Collected data
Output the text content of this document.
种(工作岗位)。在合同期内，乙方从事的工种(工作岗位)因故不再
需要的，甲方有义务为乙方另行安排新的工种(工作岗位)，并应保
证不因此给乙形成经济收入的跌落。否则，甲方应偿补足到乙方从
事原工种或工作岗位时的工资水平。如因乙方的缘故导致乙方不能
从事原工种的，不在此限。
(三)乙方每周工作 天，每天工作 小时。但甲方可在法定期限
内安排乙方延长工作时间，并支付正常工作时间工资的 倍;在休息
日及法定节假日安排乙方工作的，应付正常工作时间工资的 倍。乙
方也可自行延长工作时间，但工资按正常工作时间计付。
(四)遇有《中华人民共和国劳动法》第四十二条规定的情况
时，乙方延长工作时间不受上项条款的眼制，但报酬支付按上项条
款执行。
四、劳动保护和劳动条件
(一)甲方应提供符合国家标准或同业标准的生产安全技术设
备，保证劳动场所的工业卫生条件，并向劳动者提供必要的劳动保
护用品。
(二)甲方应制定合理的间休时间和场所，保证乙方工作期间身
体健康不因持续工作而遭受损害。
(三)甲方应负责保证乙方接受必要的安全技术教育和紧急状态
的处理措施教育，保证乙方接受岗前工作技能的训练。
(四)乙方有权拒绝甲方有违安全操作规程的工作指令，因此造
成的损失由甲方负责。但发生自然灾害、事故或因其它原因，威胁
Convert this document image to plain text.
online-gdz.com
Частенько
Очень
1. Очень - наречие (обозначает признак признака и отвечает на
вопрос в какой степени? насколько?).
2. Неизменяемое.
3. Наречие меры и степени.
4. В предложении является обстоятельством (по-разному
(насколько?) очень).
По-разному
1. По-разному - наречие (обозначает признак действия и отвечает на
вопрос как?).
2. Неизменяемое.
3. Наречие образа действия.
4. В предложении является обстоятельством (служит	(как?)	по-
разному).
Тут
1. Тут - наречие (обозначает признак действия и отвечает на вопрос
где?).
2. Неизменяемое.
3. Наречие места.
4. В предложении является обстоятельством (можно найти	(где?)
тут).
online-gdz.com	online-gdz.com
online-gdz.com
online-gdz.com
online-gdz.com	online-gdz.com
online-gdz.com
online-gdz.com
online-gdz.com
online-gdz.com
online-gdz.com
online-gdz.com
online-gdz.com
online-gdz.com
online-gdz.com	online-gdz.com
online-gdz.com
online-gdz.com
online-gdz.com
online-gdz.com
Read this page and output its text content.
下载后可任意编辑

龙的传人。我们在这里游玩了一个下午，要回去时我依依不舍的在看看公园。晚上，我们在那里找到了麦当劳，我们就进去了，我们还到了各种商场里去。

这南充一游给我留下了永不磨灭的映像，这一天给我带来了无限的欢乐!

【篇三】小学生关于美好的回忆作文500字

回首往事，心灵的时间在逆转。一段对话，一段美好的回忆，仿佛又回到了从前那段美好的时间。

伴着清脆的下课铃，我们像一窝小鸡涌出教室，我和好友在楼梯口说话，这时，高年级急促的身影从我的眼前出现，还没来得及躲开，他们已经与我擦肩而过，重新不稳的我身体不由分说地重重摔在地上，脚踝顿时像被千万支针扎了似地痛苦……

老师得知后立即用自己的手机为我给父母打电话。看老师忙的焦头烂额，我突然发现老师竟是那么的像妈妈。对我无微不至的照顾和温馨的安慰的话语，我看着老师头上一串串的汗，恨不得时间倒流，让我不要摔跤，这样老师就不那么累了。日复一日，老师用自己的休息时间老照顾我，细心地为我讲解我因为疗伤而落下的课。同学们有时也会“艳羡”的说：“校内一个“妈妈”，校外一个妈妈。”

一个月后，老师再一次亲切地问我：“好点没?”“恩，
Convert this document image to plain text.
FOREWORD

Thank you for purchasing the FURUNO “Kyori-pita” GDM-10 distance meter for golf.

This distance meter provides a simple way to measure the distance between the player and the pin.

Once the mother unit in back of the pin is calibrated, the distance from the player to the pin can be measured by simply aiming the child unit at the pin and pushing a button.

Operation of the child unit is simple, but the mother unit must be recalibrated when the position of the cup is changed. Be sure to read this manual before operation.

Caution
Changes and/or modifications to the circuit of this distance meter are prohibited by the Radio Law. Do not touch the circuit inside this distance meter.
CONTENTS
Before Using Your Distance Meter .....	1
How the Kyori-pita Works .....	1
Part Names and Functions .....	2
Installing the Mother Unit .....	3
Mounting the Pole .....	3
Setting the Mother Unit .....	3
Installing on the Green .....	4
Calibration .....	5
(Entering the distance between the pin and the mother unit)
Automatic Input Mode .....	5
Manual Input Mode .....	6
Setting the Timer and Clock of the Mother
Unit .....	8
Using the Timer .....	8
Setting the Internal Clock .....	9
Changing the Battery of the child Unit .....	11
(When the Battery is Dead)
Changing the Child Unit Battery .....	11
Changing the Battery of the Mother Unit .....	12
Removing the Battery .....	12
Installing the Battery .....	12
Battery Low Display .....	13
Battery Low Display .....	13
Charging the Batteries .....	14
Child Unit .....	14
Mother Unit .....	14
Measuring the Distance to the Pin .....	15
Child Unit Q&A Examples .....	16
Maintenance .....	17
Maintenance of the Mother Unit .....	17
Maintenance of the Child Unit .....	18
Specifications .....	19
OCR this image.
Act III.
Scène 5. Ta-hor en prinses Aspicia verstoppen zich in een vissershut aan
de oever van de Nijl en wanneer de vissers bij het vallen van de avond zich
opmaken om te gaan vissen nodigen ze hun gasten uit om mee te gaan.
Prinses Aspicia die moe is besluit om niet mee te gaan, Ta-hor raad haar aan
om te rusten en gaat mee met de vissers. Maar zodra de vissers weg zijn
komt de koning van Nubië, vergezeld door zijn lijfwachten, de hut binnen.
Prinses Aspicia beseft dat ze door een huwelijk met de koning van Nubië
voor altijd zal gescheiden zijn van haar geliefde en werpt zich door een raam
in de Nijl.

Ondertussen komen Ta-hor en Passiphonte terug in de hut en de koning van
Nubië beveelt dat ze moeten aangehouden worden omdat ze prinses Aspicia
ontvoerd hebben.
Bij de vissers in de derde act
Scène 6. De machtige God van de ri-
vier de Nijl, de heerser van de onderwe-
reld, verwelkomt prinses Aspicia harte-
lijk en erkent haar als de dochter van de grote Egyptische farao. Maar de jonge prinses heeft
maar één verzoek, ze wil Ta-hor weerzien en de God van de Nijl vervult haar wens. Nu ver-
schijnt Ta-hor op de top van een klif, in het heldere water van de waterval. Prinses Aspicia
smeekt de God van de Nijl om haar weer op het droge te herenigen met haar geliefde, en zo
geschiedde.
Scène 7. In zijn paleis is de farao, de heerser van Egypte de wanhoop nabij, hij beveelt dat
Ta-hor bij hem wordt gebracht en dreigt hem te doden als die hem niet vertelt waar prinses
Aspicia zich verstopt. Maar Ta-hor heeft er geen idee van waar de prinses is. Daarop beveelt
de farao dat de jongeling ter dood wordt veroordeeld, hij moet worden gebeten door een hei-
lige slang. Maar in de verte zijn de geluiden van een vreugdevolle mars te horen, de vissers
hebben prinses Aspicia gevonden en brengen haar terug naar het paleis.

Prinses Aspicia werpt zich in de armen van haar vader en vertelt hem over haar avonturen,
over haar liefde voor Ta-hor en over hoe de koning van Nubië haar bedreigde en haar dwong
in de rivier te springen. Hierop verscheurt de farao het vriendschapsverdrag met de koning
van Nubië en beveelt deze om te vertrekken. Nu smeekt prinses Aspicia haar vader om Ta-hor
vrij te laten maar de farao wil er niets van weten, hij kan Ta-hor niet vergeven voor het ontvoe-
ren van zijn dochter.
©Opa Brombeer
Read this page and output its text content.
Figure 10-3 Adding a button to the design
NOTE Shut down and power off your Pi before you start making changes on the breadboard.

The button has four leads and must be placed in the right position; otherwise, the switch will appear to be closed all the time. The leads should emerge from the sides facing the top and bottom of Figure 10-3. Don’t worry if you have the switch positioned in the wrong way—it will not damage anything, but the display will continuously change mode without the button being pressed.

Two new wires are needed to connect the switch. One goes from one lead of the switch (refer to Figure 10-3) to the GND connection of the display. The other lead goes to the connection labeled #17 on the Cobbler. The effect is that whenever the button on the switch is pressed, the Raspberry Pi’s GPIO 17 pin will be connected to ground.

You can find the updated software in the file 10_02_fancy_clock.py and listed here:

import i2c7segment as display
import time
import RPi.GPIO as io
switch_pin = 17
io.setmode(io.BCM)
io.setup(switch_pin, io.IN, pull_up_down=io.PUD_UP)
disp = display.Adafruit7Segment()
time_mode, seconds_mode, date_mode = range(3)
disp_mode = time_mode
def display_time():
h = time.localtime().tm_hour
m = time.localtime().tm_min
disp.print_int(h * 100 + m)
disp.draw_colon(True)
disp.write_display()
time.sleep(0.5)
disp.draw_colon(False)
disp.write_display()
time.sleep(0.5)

-- WRITTEN EXERCISE --
Your task is to gather all lines from the entries above that hold the word "степени".

-- PROBLEM SOLUTION --
вопрос в какой степени? насколько?).
3. Наречие меры и степени.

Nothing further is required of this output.